> [Task to complete] Check each line of the listing below for the string "Professor", and give only how many lines hold it.
Begin Provided data
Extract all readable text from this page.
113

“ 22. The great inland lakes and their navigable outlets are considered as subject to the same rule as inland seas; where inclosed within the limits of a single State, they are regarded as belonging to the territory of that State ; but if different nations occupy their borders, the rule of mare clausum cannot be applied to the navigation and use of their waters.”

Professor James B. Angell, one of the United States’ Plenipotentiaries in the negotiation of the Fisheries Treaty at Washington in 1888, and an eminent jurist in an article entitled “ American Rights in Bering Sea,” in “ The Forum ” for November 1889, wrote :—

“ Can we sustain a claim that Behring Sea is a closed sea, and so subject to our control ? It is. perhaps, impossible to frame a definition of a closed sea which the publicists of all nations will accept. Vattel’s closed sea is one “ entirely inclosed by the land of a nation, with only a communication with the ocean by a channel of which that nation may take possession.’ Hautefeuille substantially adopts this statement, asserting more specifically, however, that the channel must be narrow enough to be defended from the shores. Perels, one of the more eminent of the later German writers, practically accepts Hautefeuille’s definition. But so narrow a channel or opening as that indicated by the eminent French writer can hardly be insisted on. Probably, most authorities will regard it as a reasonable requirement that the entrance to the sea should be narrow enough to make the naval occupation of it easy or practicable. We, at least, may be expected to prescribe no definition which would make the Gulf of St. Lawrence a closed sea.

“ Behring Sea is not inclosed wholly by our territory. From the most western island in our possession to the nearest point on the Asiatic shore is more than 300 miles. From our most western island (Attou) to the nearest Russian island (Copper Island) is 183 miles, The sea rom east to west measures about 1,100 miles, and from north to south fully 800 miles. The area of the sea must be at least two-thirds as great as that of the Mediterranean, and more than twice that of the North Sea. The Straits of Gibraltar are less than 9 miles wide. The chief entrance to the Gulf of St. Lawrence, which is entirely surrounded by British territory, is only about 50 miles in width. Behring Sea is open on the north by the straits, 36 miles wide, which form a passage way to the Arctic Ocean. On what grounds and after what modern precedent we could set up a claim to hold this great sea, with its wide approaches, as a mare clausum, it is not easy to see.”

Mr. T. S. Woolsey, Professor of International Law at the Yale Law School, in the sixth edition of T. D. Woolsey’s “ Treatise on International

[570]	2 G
End Provided data
> [Solution for this problem] 2